● **WHAT TO PRODUCE**: In the entries that follow, find the word "unity" and report each line it is on.

● **RECORDS SHOWN**:
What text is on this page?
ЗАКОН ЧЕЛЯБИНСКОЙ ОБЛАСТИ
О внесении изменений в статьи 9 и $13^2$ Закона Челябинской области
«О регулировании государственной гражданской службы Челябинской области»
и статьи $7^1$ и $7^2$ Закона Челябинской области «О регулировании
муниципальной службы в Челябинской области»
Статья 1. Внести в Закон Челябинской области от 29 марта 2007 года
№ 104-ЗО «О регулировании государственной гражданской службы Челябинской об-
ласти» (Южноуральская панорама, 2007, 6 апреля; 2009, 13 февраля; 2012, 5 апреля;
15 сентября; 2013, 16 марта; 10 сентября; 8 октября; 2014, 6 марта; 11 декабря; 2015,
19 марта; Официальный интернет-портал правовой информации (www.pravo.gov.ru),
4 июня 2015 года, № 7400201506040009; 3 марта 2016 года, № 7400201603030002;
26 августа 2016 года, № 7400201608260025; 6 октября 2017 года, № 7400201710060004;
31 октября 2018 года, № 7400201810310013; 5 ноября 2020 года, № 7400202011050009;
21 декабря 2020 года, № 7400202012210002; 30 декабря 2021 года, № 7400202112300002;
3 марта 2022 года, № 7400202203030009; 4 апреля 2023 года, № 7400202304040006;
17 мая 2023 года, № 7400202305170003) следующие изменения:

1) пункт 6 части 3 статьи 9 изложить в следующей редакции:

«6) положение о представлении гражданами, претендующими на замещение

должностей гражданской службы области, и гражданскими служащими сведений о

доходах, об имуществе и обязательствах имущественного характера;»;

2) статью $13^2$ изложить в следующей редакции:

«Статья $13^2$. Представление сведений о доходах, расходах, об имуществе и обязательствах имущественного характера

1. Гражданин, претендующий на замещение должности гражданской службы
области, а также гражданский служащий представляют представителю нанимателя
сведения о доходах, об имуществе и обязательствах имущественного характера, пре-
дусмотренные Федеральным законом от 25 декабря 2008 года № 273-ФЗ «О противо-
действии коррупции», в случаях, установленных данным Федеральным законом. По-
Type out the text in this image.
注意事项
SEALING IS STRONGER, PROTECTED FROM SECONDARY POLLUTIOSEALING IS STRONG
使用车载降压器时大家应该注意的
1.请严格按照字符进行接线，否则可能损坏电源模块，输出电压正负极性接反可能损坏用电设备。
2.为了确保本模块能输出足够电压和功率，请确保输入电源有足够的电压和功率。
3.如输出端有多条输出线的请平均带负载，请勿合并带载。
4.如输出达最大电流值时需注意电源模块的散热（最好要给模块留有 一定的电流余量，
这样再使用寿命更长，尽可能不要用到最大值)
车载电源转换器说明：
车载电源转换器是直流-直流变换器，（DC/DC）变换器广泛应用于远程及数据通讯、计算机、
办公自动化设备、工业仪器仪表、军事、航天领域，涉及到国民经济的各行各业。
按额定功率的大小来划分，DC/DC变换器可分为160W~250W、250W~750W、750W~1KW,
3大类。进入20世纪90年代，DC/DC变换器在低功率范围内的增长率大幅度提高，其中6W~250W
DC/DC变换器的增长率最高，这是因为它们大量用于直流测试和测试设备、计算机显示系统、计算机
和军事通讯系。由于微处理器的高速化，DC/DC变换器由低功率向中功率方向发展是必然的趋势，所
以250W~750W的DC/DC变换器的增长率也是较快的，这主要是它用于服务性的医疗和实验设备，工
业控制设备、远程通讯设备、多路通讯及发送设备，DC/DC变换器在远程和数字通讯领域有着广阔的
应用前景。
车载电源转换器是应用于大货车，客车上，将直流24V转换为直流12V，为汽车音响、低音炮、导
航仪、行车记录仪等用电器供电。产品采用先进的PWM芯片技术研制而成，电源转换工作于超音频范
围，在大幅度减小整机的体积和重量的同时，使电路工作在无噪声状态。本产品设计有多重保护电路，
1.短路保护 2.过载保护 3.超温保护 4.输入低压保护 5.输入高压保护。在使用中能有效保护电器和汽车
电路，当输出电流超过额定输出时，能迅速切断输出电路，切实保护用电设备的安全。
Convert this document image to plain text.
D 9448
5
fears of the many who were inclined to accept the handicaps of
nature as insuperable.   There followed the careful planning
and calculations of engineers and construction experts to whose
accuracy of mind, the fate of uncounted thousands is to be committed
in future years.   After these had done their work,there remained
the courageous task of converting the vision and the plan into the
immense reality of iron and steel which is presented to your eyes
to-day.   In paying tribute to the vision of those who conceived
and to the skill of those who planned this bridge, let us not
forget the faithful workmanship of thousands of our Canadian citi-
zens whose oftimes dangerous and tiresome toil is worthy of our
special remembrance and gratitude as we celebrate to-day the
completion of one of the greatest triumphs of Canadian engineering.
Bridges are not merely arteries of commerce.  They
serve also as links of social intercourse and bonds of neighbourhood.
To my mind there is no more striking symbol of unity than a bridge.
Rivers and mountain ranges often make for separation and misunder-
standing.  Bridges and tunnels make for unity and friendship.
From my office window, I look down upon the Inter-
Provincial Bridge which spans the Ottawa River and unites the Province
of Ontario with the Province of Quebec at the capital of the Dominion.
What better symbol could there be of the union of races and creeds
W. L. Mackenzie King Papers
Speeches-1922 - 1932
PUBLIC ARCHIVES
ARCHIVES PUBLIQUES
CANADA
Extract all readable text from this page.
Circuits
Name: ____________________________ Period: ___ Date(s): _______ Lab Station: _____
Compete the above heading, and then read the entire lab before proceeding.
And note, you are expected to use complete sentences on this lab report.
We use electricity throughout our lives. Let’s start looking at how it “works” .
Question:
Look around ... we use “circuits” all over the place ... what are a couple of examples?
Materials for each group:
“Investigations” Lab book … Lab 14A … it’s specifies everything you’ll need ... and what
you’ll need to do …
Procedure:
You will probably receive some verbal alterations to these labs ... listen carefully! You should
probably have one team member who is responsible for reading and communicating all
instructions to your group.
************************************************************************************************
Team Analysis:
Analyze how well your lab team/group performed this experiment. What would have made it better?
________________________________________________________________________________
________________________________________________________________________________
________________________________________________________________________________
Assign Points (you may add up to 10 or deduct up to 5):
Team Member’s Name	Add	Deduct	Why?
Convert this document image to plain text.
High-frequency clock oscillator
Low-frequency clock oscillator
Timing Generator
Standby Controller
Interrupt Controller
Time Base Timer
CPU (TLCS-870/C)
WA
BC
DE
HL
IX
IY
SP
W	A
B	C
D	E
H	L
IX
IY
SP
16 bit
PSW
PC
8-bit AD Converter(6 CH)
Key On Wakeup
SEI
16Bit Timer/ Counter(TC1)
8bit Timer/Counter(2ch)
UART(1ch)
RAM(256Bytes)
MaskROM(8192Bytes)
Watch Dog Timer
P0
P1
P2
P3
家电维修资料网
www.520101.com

● **WRITTEN RESPONSE**:
To my mind there is no more striking symbol of unity than a bridge.
standing.  Bridges and tunnels make for unity and friendship.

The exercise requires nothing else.